Data items
┌──

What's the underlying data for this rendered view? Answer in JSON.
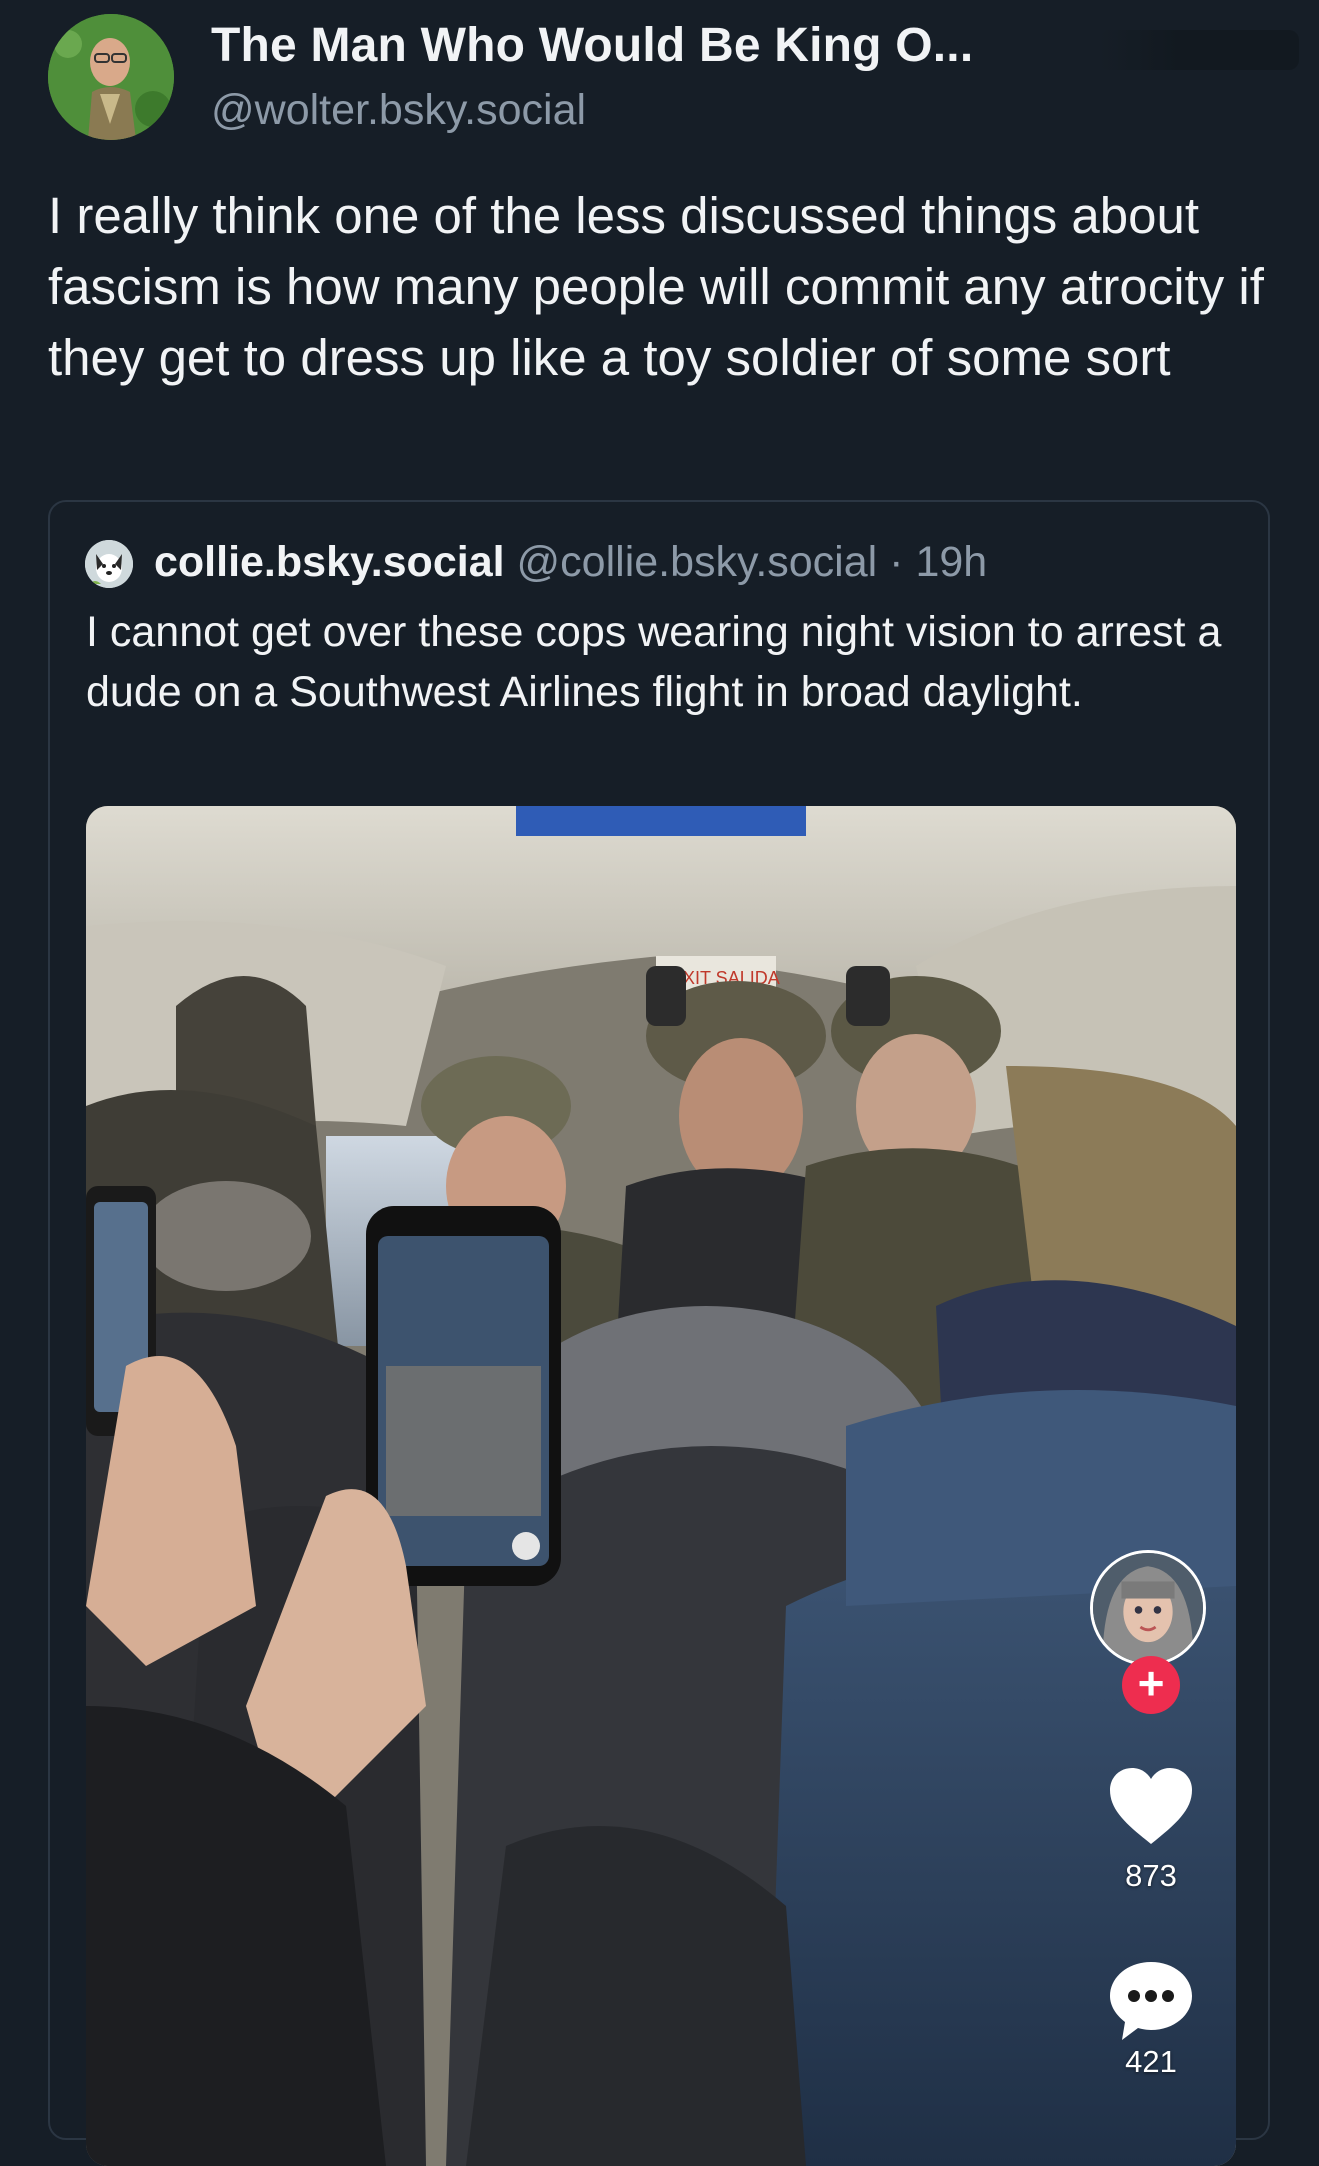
{
  "post": {
    "author": {
      "display_name": "The Man Who Would Be King O...",
      "handle": "@wolter.bsky.social",
      "avatar_icon": "user-avatar"
    },
    "text": "I really think one of the less discussed things about fascism is how many people will commit any atrocity if they get to dress up like a toy soldier of some sort"
  },
  "quoted_post": {
    "author": {
      "display_name": "collie.bsky.social",
      "handle": "@collie.bsky.social",
      "time": "19h",
      "avatar_icon": "dog-avatar"
    },
    "text": "I cannot get over these cops wearing night vision to arrest a dude on a Southwest Airlines flight in broad daylight.",
    "media": {
      "sign_text": "EXIT SALIDA",
      "overlay": {
        "follow_icon": "plus-icon",
        "like_icon": "heart-icon",
        "like_count": "873",
        "comment_icon": "comment-icon",
        "comment_count": "421"
      }
    }
  },
  "colors": {
    "background": "#161e27",
    "text": "#f1f3f5",
    "muted": "#8d9aa8",
    "border": "#2b3643",
    "follow_red": "#ee2d4f"
  }
}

└──

THE EXERCISE
Word for word, quote the lines above. Omit the pictures.

RIGHT ANSWER
What's the underlying data for this rendered view? Answer in JSON.
{
  "post": {
    "author": {
      "display_name": "The Man Who Would Be King O...",
      "handle": "@wolter.bsky.social",
      "avatar_icon": "user-avatar"
    },
    "text": "I really think one of the less discussed things about fascism is how many people will commit any atrocity if they get to dress up like a toy soldier of some sort"
  },
  "quoted_post": {
    "author": {
      "display_name": "collie.bsky.social",
      "handle": "@collie.bsky.social",
      "time": "19h",
      "avatar_icon": "dog-avatar"
    },
    "text": "I cannot get over these cops wearing night vision to arrest a dude on a Southwest Airlines flight in broad daylight.",
    "media": {
      "sign_text": "EXIT SALIDA",
      "overlay": {
        "follow_icon": "plus-icon",
        "like_icon": "heart-icon",
        "like_count": "873",
        "comment_icon": "comment-icon",
        "comment_count": "421"
      }
    }
  },
  "colors": {
    "background": "#161e27",
    "text": "#f1f3f5",
    "muted": "#8d9aa8",
    "border": "#2b3643",
    "follow_red": "#ee2d4f"
  }
}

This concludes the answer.